_Aim_
Output the material beneath this task exactly, images excluded.

_Data provided_
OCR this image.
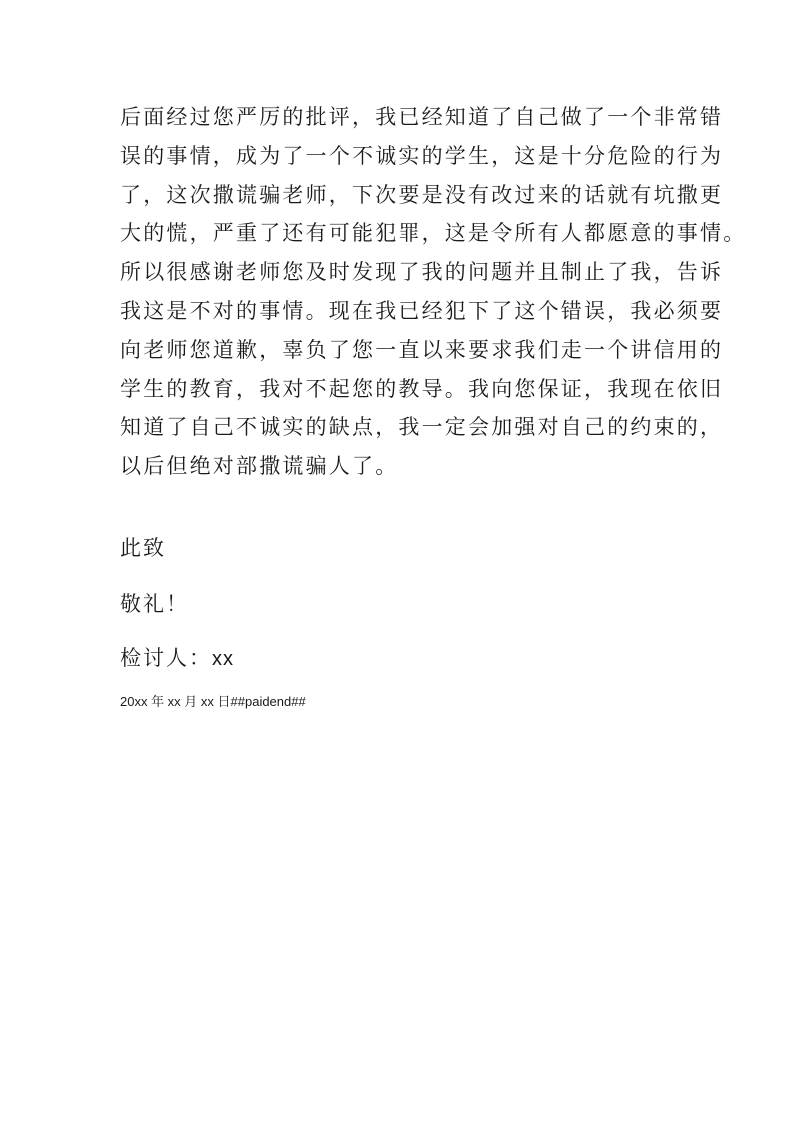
后面经过您严厉的批评，我已经知道了自己做了一个非常错
误的事情，成为了一个不诚实的学生，这是十分危险的行为
了，这次撒谎骗老师，下次要是没有改过来的话就有坑撒更
大的慌，严重了还有可能犯罪，这是令所有人都愿意的事情。
所以很感谢老师您及时发现了我的问题并且制止了我，告诉
我这是不对的事情。现在我已经犯下了这个错误，我必须要
向老师您道歉，辜负了您一直以来要求我们走一个讲信用的
学生的教育，我对不起您的教导。我向您保证，我现在依旧
知道了自己不诚实的缺点，我一定会加强对自己的约束的，
以后但绝对部撒谎骗人了。
此致
敬礼！
检讨人：xx
20xx 年 xx 月 xx 日##paidend##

_Answer to the task_
OCR this image.
后面经过您严厉的批评，我已经知道了自己做了一个非常错
误的事情，成为了一个不诚实的学生，这是十分危险的行为
了，这次撒谎骗老师，下次要是没有改过来的话就有坑撒更
大的慌，严重了还有可能犯罪，这是令所有人都愿意的事情。
所以很感谢老师您及时发现了我的问题并且制止了我，告诉
我这是不对的事情。现在我已经犯下了这个错误，我必须要
向老师您道歉，辜负了您一直以来要求我们走一个讲信用的
学生的教育，我对不起您的教导。我向您保证，我现在依旧
知道了自己不诚实的缺点，我一定会加强对自己的约束的，
以后但绝对部撒谎骗人了。
此致
敬礼！
检讨人：xx
20xx 年 xx 月 xx 日##paidend##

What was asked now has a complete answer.